* **DO THIS**
Copy out the entries below precisely; nothing is to be omitted.

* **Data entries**
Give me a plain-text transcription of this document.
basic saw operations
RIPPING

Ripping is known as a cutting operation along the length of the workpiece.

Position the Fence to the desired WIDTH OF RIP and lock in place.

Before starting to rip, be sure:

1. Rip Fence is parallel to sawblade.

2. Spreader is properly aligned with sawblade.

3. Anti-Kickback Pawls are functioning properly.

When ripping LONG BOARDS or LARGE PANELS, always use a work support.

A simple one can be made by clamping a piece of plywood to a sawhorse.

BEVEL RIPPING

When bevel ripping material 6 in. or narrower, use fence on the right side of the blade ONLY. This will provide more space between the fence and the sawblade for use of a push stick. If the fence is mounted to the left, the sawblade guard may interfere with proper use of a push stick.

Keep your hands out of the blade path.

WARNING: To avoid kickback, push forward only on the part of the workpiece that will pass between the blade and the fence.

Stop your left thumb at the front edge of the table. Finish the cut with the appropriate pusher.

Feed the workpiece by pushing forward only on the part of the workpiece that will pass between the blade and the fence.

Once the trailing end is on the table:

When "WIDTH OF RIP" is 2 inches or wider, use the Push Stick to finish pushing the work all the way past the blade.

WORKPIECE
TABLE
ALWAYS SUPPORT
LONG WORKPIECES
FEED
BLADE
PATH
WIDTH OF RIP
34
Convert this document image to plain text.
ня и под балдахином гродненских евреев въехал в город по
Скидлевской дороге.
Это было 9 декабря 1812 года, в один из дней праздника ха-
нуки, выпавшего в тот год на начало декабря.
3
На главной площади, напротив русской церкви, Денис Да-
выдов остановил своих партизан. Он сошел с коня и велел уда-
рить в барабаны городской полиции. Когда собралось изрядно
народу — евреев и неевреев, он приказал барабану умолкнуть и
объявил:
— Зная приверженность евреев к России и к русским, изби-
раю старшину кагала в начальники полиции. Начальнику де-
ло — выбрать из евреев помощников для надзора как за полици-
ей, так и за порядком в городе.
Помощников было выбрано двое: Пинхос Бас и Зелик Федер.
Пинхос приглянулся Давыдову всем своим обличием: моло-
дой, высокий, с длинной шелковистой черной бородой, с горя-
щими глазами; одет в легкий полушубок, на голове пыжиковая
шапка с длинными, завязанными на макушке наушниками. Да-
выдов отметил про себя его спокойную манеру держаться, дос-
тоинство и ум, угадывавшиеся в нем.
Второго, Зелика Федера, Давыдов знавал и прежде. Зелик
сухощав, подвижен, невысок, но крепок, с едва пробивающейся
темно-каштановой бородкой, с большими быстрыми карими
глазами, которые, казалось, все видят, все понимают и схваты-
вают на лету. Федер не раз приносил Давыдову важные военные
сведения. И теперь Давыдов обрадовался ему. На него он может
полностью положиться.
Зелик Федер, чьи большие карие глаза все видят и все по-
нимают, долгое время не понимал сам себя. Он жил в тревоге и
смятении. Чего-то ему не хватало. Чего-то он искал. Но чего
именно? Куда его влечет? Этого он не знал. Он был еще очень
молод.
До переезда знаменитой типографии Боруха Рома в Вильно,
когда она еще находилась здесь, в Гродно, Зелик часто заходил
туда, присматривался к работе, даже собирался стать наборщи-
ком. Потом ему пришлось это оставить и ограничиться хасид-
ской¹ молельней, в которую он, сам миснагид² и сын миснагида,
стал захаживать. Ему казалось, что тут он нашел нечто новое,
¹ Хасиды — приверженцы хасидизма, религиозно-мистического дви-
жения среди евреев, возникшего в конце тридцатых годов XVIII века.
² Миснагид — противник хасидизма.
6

* **TASK RESPONSE**
Give me a plain-text transcription of this document.
basic saw operations
RIPPING

Ripping is known as a cutting operation along the length of the workpiece.

Position the Fence to the desired WIDTH OF RIP and lock in place.

Before starting to rip, be sure:

1. Rip Fence is parallel to sawblade.

2. Spreader is properly aligned with sawblade.

3. Anti-Kickback Pawls are functioning properly.

When ripping LONG BOARDS or LARGE PANELS, always use a work support.

A simple one can be made by clamping a piece of plywood to a sawhorse.

BEVEL RIPPING

When bevel ripping material 6 in. or narrower, use fence on the right side of the blade ONLY. This will provide more space between the fence and the sawblade for use of a push stick. If the fence is mounted to the left, the sawblade guard may interfere with proper use of a push stick.

Keep your hands out of the blade path.

WARNING: To avoid kickback, push forward only on the part of the workpiece that will pass between the blade and the fence.

Stop your left thumb at the front edge of the table. Finish the cut with the appropriate pusher.

Feed the workpiece by pushing forward only on the part of the workpiece that will pass between the blade and the fence.

Once the trailing end is on the table:

When "WIDTH OF RIP" is 2 inches or wider, use the Push Stick to finish pushing the work all the way past the blade.

WORKPIECE
TABLE
ALWAYS SUPPORT
LONG WORKPIECES
FEED
BLADE
PATH
WIDTH OF RIP
34
Convert this document image to plain text.
ня и под балдахином гродненских евреев въехал в город по
Скидлевской дороге.
Это было 9 декабря 1812 года, в один из дней праздника ха-
нуки, выпавшего в тот год на начало декабря.
3
На главной площади, напротив русской церкви, Денис Да-
выдов остановил своих партизан. Он сошел с коня и велел уда-
рить в барабаны городской полиции. Когда собралось изрядно
народу — евреев и неевреев, он приказал барабану умолкнуть и
объявил:
— Зная приверженность евреев к России и к русским, изби-
раю старшину кагала в начальники полиции. Начальнику де-
ло — выбрать из евреев помощников для надзора как за полици-
ей, так и за порядком в городе.
Помощников было выбрано двое: Пинхос Бас и Зелик Федер.
Пинхос приглянулся Давыдову всем своим обличием: моло-
дой, высокий, с длинной шелковистой черной бородой, с горя-
щими глазами; одет в легкий полушубок, на голове пыжиковая
шапка с длинными, завязанными на макушке наушниками. Да-
выдов отметил про себя его спокойную манеру держаться, дос-
тоинство и ум, угадывавшиеся в нем.
Второго, Зелика Федера, Давыдов знавал и прежде. Зелик
сухощав, подвижен, невысок, но крепок, с едва пробивающейся
темно-каштановой бородкой, с большими быстрыми карими
глазами, которые, казалось, все видят, все понимают и схваты-
вают на лету. Федер не раз приносил Давыдову важные военные
сведения. И теперь Давыдов обрадовался ему. На него он может
полностью положиться.
Зелик Федер, чьи большие карие глаза все видят и все по-
нимают, долгое время не понимал сам себя. Он жил в тревоге и
смятении. Чего-то ему не хватало. Чего-то он искал. Но чего
именно? Куда его влечет? Этого он не знал. Он был еще очень
молод.
До переезда знаменитой типографии Боруха Рома в Вильно,
когда она еще находилась здесь, в Гродно, Зелик часто заходил
туда, присматривался к работе, даже собирался стать наборщи-
ком. Потом ему пришлось это оставить и ограничиться хасид-
ской¹ молельней, в которую он, сам миснагид² и сын миснагида,
стал захаживать. Ему казалось, что тут он нашел нечто новое,
¹ Хасиды — приверженцы хасидизма, религиозно-мистического дви-
жения среди евреев, возникшего в конце тридцатых годов XVIII века.
² Миснагид — противник хасидизма.
6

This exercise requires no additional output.